Dataset extract:
════════════════

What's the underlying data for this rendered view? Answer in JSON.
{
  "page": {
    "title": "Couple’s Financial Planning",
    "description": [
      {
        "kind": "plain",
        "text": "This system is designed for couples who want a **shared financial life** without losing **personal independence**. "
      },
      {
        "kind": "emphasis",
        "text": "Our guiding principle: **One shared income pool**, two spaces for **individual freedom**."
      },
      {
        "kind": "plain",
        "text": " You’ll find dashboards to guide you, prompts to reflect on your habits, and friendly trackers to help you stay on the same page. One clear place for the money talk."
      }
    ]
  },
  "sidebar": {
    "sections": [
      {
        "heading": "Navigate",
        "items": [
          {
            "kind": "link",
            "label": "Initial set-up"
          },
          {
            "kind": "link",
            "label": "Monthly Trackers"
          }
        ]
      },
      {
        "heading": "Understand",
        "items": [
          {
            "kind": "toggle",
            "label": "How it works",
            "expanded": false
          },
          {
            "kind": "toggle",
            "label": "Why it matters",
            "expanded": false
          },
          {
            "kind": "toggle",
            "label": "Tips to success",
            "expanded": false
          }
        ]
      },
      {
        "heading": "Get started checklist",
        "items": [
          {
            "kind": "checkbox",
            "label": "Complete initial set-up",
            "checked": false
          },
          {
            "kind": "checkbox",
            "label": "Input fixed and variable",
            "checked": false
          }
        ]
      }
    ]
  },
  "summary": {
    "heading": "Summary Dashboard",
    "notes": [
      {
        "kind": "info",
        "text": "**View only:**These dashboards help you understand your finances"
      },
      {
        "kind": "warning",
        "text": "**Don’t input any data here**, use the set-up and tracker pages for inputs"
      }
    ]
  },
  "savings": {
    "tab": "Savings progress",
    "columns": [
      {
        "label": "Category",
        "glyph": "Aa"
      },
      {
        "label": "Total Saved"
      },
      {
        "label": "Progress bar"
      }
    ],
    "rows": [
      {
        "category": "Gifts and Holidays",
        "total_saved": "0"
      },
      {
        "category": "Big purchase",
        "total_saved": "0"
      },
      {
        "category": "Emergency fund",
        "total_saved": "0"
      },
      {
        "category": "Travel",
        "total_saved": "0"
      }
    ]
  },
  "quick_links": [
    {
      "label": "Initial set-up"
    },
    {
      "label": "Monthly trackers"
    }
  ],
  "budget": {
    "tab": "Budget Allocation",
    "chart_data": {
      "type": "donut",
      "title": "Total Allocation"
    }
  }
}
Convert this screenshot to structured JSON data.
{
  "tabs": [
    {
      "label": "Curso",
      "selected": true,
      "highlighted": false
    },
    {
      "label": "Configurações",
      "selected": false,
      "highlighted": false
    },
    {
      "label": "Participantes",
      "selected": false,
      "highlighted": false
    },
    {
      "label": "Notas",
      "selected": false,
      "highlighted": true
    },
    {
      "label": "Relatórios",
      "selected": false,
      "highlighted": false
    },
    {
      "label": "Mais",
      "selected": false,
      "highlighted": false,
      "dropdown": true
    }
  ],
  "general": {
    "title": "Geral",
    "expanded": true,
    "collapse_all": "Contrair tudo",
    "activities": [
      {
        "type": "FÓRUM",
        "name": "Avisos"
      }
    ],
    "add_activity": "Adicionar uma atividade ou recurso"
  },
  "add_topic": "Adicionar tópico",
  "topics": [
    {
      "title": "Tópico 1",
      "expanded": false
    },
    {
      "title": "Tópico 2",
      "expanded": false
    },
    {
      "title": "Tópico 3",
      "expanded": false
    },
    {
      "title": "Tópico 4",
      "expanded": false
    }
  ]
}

════════════════

All of the data needs to be reproduced exactly, with no line missing.

What's the underlying data for this rendered view? Answer in JSON.
{
  "page": {
    "title": "Couple’s Financial Planning",
    "description": [
      {
        "kind": "plain",
        "text": "This system is designed for couples who want a **shared financial life** without losing **personal independence**. "
      },
      {
        "kind": "emphasis",
        "text": "Our guiding principle: **One shared income pool**, two spaces for **individual freedom**."
      },
      {
        "kind": "plain",
        "text": " You’ll find dashboards to guide you, prompts to reflect on your habits, and friendly trackers to help you stay on the same page. One clear place for the money talk."
      }
    ]
  },
  "sidebar": {
    "sections": [
      {
        "heading": "Navigate",
        "items": [
          {
            "kind": "link",
            "label": "Initial set-up"
          },
          {
            "kind": "link",
            "label": "Monthly Trackers"
          }
        ]
      },
      {
        "heading": "Understand",
        "items": [
          {
            "kind": "toggle",
            "label": "How it works",
            "expanded": false
          },
          {
            "kind": "toggle",
            "label": "Why it matters",
            "expanded": false
          },
          {
            "kind": "toggle",
            "label": "Tips to success",
            "expanded": false
          }
        ]
      },
      {
        "heading": "Get started checklist",
        "items": [
          {
            "kind": "checkbox",
            "label": "Complete initial set-up",
            "checked": false
          },
          {
            "kind": "checkbox",
            "label": "Input fixed and variable",
            "checked": false
          }
        ]
      }
    ]
  },
  "summary": {
    "heading": "Summary Dashboard",
    "notes": [
      {
        "kind": "info",
        "text": "**View only:**These dashboards help you understand your finances"
      },
      {
        "kind": "warning",
        "text": "**Don’t input any data here**, use the set-up and tracker pages for inputs"
      }
    ]
  },
  "savings": {
    "tab": "Savings progress",
    "columns": [
      {
        "label": "Category",
        "glyph": "Aa"
      },
      {
        "label": "Total Saved"
      },
      {
        "label": "Progress bar"
      }
    ],
    "rows": [
      {
        "category": "Gifts and Holidays",
        "total_saved": "0"
      },
      {
        "category": "Big purchase",
        "total_saved": "0"
      },
      {
        "category": "Emergency fund",
        "total_saved": "0"
      },
      {
        "category": "Travel",
        "total_saved": "0"
      }
    ]
  },
  "quick_links": [
    {
      "label": "Initial set-up"
    },
    {
      "label": "Monthly trackers"
    }
  ],
  "budget": {
    "tab": "Budget Allocation",
    "chart_data": {
      "type": "donut",
      "title": "Total Allocation"
    }
  }
}
Convert this screenshot to structured JSON data.
{
  "tabs": [
    {
      "label": "Curso",
      "selected": true,
      "highlighted": false
    },
    {
      "label": "Configurações",
      "selected": false,
      "highlighted": false
    },
    {
      "label": "Participantes",
      "selected": false,
      "highlighted": false
    },
    {
      "label": "Notas",
      "selected": false,
      "highlighted": true
    },
    {
      "label": "Relatórios",
      "selected": false,
      "highlighted": false
    },
    {
      "label": "Mais",
      "selected": false,
      "highlighted": false,
      "dropdown": true
    }
  ],
  "general": {
    "title": "Geral",
    "expanded": true,
    "collapse_all": "Contrair tudo",
    "activities": [
      {
        "type": "FÓRUM",
        "name": "Avisos"
      }
    ],
    "add_activity": "Adicionar uma atividade ou recurso"
  },
  "add_topic": "Adicionar tópico",
  "topics": [
    {
      "title": "Tópico 1",
      "expanded": false
    },
    {
      "title": "Tópico 2",
      "expanded": false
    },
    {
      "title": "Tópico 3",
      "expanded": false
    },
    {
      "title": "Tópico 4",
      "expanded": false
    }
  ]
}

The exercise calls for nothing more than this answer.